[Rows from a dataset]
___

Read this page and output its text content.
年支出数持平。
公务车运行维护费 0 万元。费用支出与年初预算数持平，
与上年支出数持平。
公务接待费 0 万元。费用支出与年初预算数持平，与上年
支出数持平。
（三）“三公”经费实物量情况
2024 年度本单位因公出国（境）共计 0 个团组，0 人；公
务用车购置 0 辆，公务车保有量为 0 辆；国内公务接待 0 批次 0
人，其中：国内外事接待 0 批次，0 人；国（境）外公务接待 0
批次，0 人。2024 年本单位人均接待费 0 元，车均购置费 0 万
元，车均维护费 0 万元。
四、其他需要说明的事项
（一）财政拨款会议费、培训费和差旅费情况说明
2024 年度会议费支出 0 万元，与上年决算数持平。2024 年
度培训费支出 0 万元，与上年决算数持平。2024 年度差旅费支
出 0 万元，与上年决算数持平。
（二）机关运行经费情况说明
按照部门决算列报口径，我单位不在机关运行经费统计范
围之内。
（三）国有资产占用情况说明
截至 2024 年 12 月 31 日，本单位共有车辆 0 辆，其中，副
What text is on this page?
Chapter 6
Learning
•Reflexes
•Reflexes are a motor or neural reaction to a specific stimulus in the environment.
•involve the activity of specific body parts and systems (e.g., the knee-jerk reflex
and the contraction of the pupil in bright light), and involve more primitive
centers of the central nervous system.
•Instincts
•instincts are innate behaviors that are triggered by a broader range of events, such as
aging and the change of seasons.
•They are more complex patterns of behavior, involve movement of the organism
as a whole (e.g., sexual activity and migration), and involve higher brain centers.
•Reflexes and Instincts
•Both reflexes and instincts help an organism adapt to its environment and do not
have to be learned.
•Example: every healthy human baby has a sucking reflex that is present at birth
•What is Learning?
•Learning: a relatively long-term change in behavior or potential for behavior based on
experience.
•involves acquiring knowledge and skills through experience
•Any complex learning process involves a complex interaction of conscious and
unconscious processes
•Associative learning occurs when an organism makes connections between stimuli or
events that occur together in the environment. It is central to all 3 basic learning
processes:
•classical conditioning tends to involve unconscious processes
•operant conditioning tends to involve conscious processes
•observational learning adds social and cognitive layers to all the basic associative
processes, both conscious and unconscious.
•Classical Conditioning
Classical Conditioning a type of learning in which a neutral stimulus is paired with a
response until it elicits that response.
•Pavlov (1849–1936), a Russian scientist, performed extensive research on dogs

___

Objective:
Where a line above includes "central", copy that line.

Answer to the exercise:
centers of the central nervous system.
events that occur together in the environment. It is central to all 3 basic learning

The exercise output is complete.